EXTRAIT:
A la Porte-Saint-Martin, le tragi-comique huis-clos de Bernhard, Avant la retraite, sur les résurgences du nazisme dans une Allemagne qui a du mal à panser ses plaies, brille par l’interprétation diabolique de Catherine Hiegel, Noémie Lvovsky et André Marcon. Dirigés de mains de maître par Alain Françon, ils transforment la scène en antichambre de l’enfer.
Depuis plusieurs années, le jeune directeur du Théâtre de la Porte-Saint-Martin va à contre-pied des tendances. Rivalisant avec ses grands frères du subventionné, il vise l’excellence en faisant appel à des grands noms de la mise en scène et des monstres sacrés du théâtre. De Molière à Feydeau, en passant par Marivaux, à chaque ouverture de saison, il fait revivre les classiques et redonne à la salle de spectacle, tant aimée de Sarah Bernhardt, son éclatant lustre d’antan. Cette année, n’est pas coutume, Jean Robert-Charrier tente un pari assumé des plus audacieux, s’attaque à un texte plus contemporain, écrit à la fin des années 1970.
Du Bernhard au menu
La crise épidémique a mis à mal le monde de la culture. Les théâtres privés ont particulièrement souffert du confinement et de ses conséquences. Obligés d’ouvrir à mi- jauge, puis à des horaires de matinée en raison d’un couvre-feu annoncé le 14 octobre par le Président de la République, les salles de spectacle s’adaptent certes mais tirent la langue. Dans ce contexte particulier, Monter une pièce sur le nazisme de Thomas Bernhard, surtout connu des théâtreux, relève de la gageure. Rusé et pugnace, Jean Robert-Charrier suit sa route et réalise un de ses rêves, mettre à l’affiche du Porte-Saint-Martin Avant la Retraite, un brûlot politique signé par l’auteur autrichien, mis en scène par Alain Françon, réunissant au plateau deux monstres sacré du théâtre – Catherine Hiegel et André Marcon – et pour la première fois sur les planches, une actrice très appréciée du grand public, Noémie Lvovsky.

JEU DE DONNÉES:
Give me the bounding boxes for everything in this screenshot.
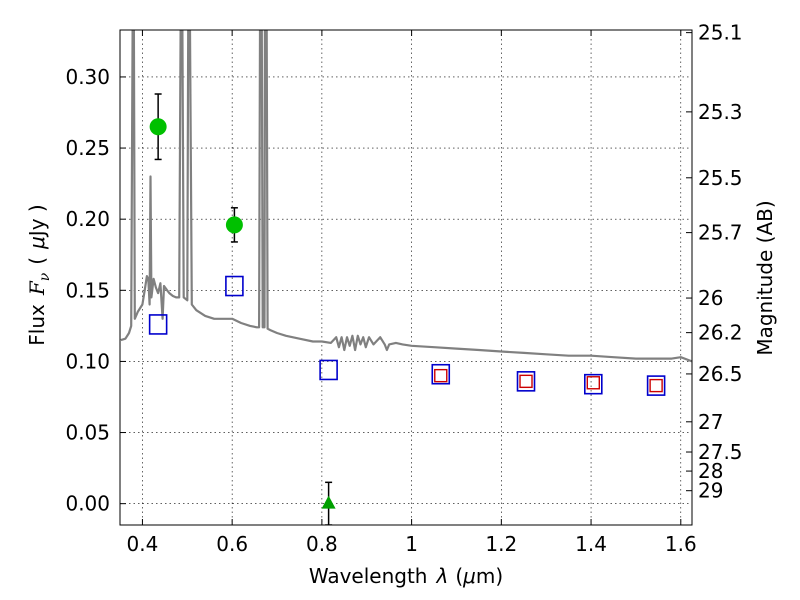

VOTRE CONSIGNE: Pouvez-vous recopier intégralement et mot pour mot l'extrait sur Avant la retraite ? La liste n'a aucun lien avec l'extrait.

RÉPONSE ATTENDUE:
A la Porte-Saint-Martin, le tragi-comique huis-clos de Bernhard, Avant la retraite, sur les résurgences du nazisme dans une Allemagne qui a du mal à panser ses plaies, brille par l’interprétation diabolique de Catherine Hiegel, Noémie Lvovsky et André Marcon. Dirigés de mains de maître par Alain Françon, ils transforment la scène en antichambre de l’enfer.
Depuis plusieurs années, le jeune directeur du Théâtre de la Porte-Saint-Martin va à contre-pied des tendances. Rivalisant avec ses grands frères du subventionné, il vise l’excellence en faisant appel à des grands noms de la mise en scène et des monstres sacrés du théâtre. De Molière à Feydeau, en passant par Marivaux, à chaque ouverture de saison, il fait revivre les classiques et redonne à la salle de spectacle, tant aimée de Sarah Bernhardt, son éclatant lustre d’antan. Cette année, n’est pas coutume, Jean Robert-Charrier tente un pari assumé des plus audacieux, s’attaque à un texte plus contemporain, écrit à la fin des années 1970.
Du Bernhard au menu
La crise épidémique a mis à mal le monde de la culture. Les théâtres privés ont particulièrement souffert du confinement et de ses conséquences. Obligés d’ouvrir à mi- jauge, puis à des horaires de matinée en raison d’un couvre-feu annoncé le 14 octobre par le Président de la République, les salles de spectacle s’adaptent certes mais tirent la langue. Dans ce contexte particulier, Monter une pièce sur le nazisme de Thomas Bernhard, surtout connu des théâtreux, relève de la gageure. Rusé et pugnace, Jean Robert-Charrier suit sa route et réalise un de ses rêves, mettre à l’affiche du Porte-Saint-Martin Avant la Retraite, un brûlot politique signé par l’auteur autrichien, mis en scène par Alain Françon, réunissant au plateau deux monstres sacré du théâtre – Catherine Hiegel et André Marcon – et pour la première fois sur les planches, une actrice très appréciée du grand public, Noémie Lvovsky.